**Task goal:** Give back each entry unchanged, minus pictures.

• • • •

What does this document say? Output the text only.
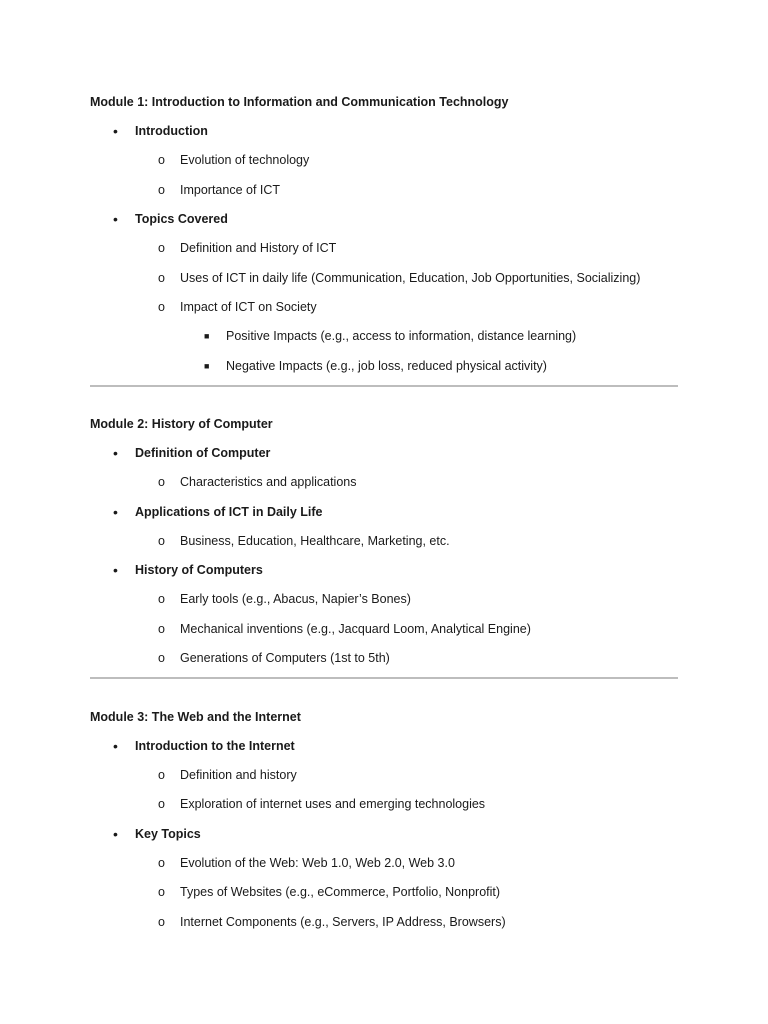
Module 1: Introduction to Information and Communication Technology
• Introduction
o Evolution of technology
o Importance of ICT
• Topics Covered
o Definition and History of ICT
o Uses of ICT in daily life (Communication, Education, Job Opportunities, Socializing)
o Impact of ICT on Society
■ Positive Impacts (e.g., access to information, distance learning)
■ Negative Impacts (e.g., job loss, reduced physical activity)
Module 2: History of Computer
• Definition of Computer
o Characteristics and applications
• Applications of ICT in Daily Life
o Business, Education, Healthcare, Marketing, etc.
• History of Computers
o Early tools (e.g., Abacus, Napier’s Bones)
o Mechanical inventions (e.g., Jacquard Loom, Analytical Engine)
o Generations of Computers (1st to 5th)
Module 3: The Web and the Internet
• Introduction to the Internet
o Definition and history
o Exploration of internet uses and emerging technologies
• Key Topics
o Evolution of the Web: Web 1.0, Web 2.0, Web 3.0
o Types of Websites (e.g., eCommerce, Portfolio, Nonprofit)
o Internet Components (e.g., Servers, IP Address, Browsers)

• • • •

**Exercise answer:**
What does this document say? Output the text only.
Module 1: Introduction to Information and Communication Technology
• Introduction
o Evolution of technology
o Importance of ICT
• Topics Covered
o Definition and History of ICT
o Uses of ICT in daily life (Communication, Education, Job Opportunities, Socializing)
o Impact of ICT on Society
■ Positive Impacts (e.g., access to information, distance learning)
■ Negative Impacts (e.g., job loss, reduced physical activity)
Module 2: History of Computer
• Definition of Computer
o Characteristics and applications
• Applications of ICT in Daily Life
o Business, Education, Healthcare, Marketing, etc.
• History of Computers
o Early tools (e.g., Abacus, Napier’s Bones)
o Mechanical inventions (e.g., Jacquard Loom, Analytical Engine)
o Generations of Computers (1st to 5th)
Module 3: The Web and the Internet
• Introduction to the Internet
o Definition and history
o Exploration of internet uses and emerging technologies
• Key Topics
o Evolution of the Web: Web 1.0, Web 2.0, Web 3.0
o Types of Websites (e.g., eCommerce, Portfolio, Nonprofit)
o Internet Components (e.g., Servers, IP Address, Browsers)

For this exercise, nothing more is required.